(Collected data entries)
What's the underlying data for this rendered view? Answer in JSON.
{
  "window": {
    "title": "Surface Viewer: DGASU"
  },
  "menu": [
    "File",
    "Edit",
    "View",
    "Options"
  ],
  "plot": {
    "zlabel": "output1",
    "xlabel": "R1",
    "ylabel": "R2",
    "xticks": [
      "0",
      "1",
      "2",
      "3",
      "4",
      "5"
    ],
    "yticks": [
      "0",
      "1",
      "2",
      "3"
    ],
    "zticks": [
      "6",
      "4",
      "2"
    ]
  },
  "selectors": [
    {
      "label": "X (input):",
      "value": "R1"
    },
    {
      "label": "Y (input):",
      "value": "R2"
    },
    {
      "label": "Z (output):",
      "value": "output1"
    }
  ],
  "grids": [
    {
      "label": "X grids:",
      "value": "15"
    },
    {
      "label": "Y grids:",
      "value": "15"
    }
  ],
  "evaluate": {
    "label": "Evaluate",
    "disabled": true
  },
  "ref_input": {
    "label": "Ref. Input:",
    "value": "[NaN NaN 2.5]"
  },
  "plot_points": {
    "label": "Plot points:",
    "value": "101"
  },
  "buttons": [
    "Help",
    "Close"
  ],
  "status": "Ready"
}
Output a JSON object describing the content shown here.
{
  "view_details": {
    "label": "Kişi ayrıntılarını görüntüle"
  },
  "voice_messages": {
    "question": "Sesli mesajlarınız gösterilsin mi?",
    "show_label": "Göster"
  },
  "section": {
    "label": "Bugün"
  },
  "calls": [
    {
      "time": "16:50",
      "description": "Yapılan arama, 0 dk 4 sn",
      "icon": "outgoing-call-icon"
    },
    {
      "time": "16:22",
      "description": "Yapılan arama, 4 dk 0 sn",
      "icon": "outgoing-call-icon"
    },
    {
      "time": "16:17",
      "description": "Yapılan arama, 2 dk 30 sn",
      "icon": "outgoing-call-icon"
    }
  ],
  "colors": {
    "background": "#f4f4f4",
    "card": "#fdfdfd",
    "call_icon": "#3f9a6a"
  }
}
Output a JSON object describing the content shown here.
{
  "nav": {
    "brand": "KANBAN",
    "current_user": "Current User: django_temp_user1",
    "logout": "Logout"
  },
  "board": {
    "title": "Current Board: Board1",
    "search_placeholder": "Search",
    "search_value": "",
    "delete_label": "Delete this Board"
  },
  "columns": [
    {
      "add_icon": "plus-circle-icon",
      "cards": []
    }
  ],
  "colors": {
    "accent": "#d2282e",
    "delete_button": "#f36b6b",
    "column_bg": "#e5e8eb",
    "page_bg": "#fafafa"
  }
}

### What is required
Reply with the number of lines in the data that include the string "Current" and nothing else.

### Task answer
2